>>

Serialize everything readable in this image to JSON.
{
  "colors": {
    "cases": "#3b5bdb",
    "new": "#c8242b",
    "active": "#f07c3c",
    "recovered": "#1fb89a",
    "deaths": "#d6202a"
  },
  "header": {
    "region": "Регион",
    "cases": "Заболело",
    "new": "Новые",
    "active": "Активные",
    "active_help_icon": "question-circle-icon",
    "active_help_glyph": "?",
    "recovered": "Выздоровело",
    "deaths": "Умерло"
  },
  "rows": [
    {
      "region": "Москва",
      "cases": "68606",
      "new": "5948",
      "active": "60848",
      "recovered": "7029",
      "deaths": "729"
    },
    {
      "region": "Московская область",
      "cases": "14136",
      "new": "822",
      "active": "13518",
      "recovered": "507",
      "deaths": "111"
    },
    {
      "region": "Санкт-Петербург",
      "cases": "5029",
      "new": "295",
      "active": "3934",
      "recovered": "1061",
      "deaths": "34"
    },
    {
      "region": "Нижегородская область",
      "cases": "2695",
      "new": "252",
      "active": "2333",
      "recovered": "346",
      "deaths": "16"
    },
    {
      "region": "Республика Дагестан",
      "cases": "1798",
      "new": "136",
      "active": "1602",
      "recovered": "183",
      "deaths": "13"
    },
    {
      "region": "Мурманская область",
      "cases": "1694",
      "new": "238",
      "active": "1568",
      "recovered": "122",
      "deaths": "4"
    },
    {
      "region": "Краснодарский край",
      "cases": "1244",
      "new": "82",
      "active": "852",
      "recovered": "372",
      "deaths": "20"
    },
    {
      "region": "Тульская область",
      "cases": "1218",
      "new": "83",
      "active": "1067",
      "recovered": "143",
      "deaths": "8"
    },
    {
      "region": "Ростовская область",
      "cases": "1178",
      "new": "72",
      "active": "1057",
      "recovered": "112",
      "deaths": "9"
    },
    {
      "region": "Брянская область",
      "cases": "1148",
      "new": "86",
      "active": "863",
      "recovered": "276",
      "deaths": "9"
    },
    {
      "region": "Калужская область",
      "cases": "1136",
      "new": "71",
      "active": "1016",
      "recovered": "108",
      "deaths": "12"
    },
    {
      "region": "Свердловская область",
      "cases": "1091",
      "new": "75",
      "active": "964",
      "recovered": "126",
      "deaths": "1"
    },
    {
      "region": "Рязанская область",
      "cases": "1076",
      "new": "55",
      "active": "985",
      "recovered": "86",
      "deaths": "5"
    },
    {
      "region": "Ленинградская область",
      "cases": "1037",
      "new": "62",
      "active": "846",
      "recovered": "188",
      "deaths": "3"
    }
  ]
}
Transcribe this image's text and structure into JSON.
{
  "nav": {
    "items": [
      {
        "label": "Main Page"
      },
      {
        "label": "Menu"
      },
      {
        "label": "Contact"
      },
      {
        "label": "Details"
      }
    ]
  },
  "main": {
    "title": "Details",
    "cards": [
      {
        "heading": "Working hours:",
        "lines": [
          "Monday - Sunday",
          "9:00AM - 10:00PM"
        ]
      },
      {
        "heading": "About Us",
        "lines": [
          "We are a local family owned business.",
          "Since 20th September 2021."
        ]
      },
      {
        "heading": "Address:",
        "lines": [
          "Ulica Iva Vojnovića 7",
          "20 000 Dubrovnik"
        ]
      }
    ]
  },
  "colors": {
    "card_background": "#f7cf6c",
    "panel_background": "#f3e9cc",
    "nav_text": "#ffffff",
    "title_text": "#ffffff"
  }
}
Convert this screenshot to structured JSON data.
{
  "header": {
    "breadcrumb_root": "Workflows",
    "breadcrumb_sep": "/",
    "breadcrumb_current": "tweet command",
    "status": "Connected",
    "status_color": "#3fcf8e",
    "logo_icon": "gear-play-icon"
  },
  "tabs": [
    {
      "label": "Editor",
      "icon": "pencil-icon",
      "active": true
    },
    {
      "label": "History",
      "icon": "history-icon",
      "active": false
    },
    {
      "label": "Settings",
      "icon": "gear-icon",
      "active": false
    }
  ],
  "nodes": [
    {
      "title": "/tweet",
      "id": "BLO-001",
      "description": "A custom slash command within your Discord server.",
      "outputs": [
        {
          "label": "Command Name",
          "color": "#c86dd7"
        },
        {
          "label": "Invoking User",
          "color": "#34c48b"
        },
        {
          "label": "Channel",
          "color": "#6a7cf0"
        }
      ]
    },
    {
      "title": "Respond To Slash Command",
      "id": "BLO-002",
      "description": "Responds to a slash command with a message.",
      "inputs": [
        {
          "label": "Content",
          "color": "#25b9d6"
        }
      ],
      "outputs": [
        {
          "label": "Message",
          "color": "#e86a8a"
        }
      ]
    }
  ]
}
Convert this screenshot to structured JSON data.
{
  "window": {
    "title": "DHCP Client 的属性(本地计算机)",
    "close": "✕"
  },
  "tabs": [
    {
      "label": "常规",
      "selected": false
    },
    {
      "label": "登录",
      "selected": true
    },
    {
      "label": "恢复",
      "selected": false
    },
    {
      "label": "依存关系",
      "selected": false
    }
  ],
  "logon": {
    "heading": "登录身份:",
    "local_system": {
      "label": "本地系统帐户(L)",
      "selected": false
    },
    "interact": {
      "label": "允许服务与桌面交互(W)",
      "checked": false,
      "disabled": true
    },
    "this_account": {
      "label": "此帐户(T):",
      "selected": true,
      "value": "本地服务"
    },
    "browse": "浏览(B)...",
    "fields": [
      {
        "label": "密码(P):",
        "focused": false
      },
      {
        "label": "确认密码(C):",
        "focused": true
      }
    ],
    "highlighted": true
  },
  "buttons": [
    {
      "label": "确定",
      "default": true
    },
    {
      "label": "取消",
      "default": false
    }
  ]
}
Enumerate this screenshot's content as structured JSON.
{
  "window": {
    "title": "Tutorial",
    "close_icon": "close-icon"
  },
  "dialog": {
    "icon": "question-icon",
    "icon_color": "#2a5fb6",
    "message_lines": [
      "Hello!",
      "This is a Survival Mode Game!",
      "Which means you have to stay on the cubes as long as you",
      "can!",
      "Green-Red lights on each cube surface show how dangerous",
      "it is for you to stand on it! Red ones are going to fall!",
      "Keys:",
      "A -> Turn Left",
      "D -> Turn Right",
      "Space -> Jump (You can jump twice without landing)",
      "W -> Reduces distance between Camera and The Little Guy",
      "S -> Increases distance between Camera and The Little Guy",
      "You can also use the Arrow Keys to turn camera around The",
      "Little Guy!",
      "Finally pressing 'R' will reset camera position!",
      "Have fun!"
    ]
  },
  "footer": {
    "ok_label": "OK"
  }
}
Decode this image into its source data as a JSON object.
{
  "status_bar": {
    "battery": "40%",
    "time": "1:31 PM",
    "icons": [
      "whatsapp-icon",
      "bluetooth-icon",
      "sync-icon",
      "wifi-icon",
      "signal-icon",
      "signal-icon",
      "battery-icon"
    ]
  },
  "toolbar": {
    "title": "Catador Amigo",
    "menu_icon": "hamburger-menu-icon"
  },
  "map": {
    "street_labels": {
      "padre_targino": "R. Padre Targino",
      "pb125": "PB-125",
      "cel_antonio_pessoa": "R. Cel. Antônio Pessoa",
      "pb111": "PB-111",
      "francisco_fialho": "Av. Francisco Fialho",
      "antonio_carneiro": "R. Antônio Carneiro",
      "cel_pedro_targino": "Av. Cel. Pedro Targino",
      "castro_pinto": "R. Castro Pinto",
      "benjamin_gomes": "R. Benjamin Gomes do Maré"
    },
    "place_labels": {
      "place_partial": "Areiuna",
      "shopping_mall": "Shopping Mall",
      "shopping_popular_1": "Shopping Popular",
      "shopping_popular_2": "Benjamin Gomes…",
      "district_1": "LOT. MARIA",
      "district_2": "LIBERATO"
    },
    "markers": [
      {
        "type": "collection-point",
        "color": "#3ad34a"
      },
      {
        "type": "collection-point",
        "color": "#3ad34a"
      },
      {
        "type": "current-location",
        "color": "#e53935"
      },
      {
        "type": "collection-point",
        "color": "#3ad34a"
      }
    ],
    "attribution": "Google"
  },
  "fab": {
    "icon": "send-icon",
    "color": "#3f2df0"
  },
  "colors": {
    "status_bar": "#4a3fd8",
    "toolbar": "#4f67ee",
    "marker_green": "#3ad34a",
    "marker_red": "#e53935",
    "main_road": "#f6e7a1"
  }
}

<<

● **Exercise objective**:
In the records above, locate each line with the word "image". Copy all such lines.

● **Response to this exercise**:
Serialize everything readable in this image to JSON.
Transcribe this image's text and structure into JSON.
Decode this image into its source data as a JSON object.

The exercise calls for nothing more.